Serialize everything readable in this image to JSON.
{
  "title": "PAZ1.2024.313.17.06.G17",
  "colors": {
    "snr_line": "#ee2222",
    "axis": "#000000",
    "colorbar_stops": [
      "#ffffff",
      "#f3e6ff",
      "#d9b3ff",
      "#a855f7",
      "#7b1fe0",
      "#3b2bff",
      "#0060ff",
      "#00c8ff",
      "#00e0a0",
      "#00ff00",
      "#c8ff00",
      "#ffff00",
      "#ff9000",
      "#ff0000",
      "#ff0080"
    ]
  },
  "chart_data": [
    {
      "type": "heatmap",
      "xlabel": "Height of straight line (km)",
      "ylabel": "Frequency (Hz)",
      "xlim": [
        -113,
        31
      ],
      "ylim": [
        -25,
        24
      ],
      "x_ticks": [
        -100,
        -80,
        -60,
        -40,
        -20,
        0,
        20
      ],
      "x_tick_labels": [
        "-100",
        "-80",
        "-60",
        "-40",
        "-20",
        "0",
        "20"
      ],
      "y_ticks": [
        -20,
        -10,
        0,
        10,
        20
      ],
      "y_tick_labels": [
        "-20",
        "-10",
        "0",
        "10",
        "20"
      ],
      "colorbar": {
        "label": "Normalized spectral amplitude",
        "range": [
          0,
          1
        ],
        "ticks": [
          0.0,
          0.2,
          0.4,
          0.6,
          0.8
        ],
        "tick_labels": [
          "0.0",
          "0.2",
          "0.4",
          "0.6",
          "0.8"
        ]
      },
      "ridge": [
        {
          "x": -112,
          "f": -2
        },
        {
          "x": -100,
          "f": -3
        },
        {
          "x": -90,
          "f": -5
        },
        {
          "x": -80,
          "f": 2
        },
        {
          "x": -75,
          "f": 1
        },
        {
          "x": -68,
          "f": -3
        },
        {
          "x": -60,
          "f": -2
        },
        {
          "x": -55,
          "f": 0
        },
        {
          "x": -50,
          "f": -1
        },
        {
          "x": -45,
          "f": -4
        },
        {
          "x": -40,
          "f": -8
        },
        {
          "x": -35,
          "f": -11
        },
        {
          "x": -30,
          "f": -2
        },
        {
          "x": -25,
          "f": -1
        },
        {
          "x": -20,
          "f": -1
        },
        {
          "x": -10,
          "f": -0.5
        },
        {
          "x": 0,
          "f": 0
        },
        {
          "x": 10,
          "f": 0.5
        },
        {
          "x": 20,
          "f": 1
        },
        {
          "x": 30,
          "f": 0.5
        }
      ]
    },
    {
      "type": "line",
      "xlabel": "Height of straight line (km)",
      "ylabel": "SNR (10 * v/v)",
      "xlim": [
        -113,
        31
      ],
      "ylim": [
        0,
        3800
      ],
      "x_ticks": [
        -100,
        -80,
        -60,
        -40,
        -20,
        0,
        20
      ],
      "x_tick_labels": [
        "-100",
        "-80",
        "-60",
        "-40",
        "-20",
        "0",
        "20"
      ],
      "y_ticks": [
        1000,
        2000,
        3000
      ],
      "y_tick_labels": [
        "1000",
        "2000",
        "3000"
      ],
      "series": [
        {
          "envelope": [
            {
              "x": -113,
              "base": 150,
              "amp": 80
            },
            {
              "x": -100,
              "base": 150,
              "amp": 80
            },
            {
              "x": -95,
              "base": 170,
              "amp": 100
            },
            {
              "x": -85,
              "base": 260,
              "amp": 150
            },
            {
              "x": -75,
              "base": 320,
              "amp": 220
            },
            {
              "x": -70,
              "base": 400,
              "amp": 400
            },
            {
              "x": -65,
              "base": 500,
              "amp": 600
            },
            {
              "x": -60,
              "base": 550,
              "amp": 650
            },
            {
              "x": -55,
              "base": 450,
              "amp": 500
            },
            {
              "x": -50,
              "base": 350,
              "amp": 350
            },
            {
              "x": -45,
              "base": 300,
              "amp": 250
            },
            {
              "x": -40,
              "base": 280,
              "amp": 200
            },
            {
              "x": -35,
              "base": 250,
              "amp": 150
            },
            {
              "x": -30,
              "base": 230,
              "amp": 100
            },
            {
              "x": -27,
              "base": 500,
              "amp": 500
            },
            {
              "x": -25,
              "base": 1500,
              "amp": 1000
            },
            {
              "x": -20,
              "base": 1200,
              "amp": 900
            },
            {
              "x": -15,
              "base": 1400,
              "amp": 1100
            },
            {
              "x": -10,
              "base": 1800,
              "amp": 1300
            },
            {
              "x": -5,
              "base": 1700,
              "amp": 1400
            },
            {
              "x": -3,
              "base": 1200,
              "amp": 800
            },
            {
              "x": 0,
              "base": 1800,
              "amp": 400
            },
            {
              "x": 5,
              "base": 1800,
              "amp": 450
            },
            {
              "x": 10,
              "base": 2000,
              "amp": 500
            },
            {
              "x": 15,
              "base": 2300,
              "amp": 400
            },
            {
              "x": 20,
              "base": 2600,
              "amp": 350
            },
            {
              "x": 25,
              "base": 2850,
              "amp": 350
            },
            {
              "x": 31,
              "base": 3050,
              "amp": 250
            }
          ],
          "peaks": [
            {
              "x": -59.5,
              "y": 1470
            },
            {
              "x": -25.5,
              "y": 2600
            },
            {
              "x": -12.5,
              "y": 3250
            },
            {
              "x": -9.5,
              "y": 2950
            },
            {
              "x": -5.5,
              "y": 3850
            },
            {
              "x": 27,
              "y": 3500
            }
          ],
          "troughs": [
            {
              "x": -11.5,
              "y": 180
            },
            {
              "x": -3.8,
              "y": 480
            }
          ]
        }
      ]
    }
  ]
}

◇ ◇ ◇ ◇ ◇ ◇ ◇

» PROBLEM STATEMENT: Copy the entries above exactly, leaving none out.

» EXPECTED ANSWER:
Serialize everything readable in this image to JSON.
{
  "title": "PAZ1.2024.313.17.06.G17",
  "colors": {
    "snr_line": "#ee2222",
    "axis": "#000000",
    "colorbar_stops": [
      "#ffffff",
      "#f3e6ff",
      "#d9b3ff",
      "#a855f7",
      "#7b1fe0",
      "#3b2bff",
      "#0060ff",
      "#00c8ff",
      "#00e0a0",
      "#00ff00",
      "#c8ff00",
      "#ffff00",
      "#ff9000",
      "#ff0000",
      "#ff0080"
    ]
  },
  "chart_data": [
    {
      "type": "heatmap",
      "xlabel": "Height of straight line (km)",
      "ylabel": "Frequency (Hz)",
      "xlim": [
        -113,
        31
      ],
      "ylim": [
        -25,
        24
      ],
      "x_ticks": [
        -100,
        -80,
        -60,
        -40,
        -20,
        0,
        20
      ],
      "x_tick_labels": [
        "-100",
        "-80",
        "-60",
        "-40",
        "-20",
        "0",
        "20"
      ],
      "y_ticks": [
        -20,
        -10,
        0,
        10,
        20
      ],
      "y_tick_labels": [
        "-20",
        "-10",
        "0",
        "10",
        "20"
      ],
      "colorbar": {
        "label": "Normalized spectral amplitude",
        "range": [
          0,
          1
        ],
        "ticks": [
          0.0,
          0.2,
          0.4,
          0.6,
          0.8
        ],
        "tick_labels": [
          "0.0",
          "0.2",
          "0.4",
          "0.6",
          "0.8"
        ]
      },
      "ridge": [
        {
          "x": -112,
          "f": -2
        },
        {
          "x": -100,
          "f": -3
        },
        {
          "x": -90,
          "f": -5
        },
        {
          "x": -80,
          "f": 2
        },
        {
          "x": -75,
          "f": 1
        },
        {
          "x": -68,
          "f": -3
        },
        {
          "x": -60,
          "f": -2
        },
        {
          "x": -55,
          "f": 0
        },
        {
          "x": -50,
          "f": -1
        },
        {
          "x": -45,
          "f": -4
        },
        {
          "x": -40,
          "f": -8
        },
        {
          "x": -35,
          "f": -11
        },
        {
          "x": -30,
          "f": -2
        },
        {
          "x": -25,
          "f": -1
        },
        {
          "x": -20,
          "f": -1
        },
        {
          "x": -10,
          "f": -0.5
        },
        {
          "x": 0,
          "f": 0
        },
        {
          "x": 10,
          "f": 0.5
        },
        {
          "x": 20,
          "f": 1
        },
        {
          "x": 30,
          "f": 0.5
        }
      ]
    },
    {
      "type": "line",
      "xlabel": "Height of straight line (km)",
      "ylabel": "SNR (10 * v/v)",
      "xlim": [
        -113,
        31
      ],
      "ylim": [
        0,
        3800
      ],
      "x_ticks": [
        -100,
        -80,
        -60,
        -40,
        -20,
        0,
        20
      ],
      "x_tick_labels": [
        "-100",
        "-80",
        "-60",
        "-40",
        "-20",
        "0",
        "20"
      ],
      "y_ticks": [
        1000,
        2000,
        3000
      ],
      "y_tick_labels": [
        "1000",
        "2000",
        "3000"
      ],
      "series": [
        {
          "envelope": [
            {
              "x": -113,
              "base": 150,
              "amp": 80
            },
            {
              "x": -100,
              "base": 150,
              "amp": 80
            },
            {
              "x": -95,
              "base": 170,
              "amp": 100
            },
            {
              "x": -85,
              "base": 260,
              "amp": 150
            },
            {
              "x": -75,
              "base": 320,
              "amp": 220
            },
            {
              "x": -70,
              "base": 400,
              "amp": 400
            },
            {
              "x": -65,
              "base": 500,
              "amp": 600
            },
            {
              "x": -60,
              "base": 550,
              "amp": 650
            },
            {
              "x": -55,
              "base": 450,
              "amp": 500
            },
            {
              "x": -50,
              "base": 350,
              "amp": 350
            },
            {
              "x": -45,
              "base": 300,
              "amp": 250
            },
            {
              "x": -40,
              "base": 280,
              "amp": 200
            },
            {
              "x": -35,
              "base": 250,
              "amp": 150
            },
            {
              "x": -30,
              "base": 230,
              "amp": 100
            },
            {
              "x": -27,
              "base": 500,
              "amp": 500
            },
            {
              "x": -25,
              "base": 1500,
              "amp": 1000
            },
            {
              "x": -20,
              "base": 1200,
              "amp": 900
            },
            {
              "x": -15,
              "base": 1400,
              "amp": 1100
            },
            {
              "x": -10,
              "base": 1800,
              "amp": 1300
            },
            {
              "x": -5,
              "base": 1700,
              "amp": 1400
            },
            {
              "x": -3,
              "base": 1200,
              "amp": 800
            },
            {
              "x": 0,
              "base": 1800,
              "amp": 400
            },
            {
              "x": 5,
              "base": 1800,
              "amp": 450
            },
            {
              "x": 10,
              "base": 2000,
              "amp": 500
            },
            {
              "x": 15,
              "base": 2300,
              "amp": 400
            },
            {
              "x": 20,
              "base": 2600,
              "amp": 350
            },
            {
              "x": 25,
              "base": 2850,
              "amp": 350
            },
            {
              "x": 31,
              "base": 3050,
              "amp": 250
            }
          ],
          "peaks": [
            {
              "x": -59.5,
              "y": 1470
            },
            {
              "x": -25.5,
              "y": 2600
            },
            {
              "x": -12.5,
              "y": 3250
            },
            {
              "x": -9.5,
              "y": 2950
            },
            {
              "x": -5.5,
              "y": 3850
            },
            {
              "x": 27,
              "y": 3500
            }
          ],
          "troughs": [
            {
              "x": -11.5,
              "y": 180
            },
            {
              "x": -3.8,
              "y": 480
            }
          ]
        }
      ]
    }
  ]
}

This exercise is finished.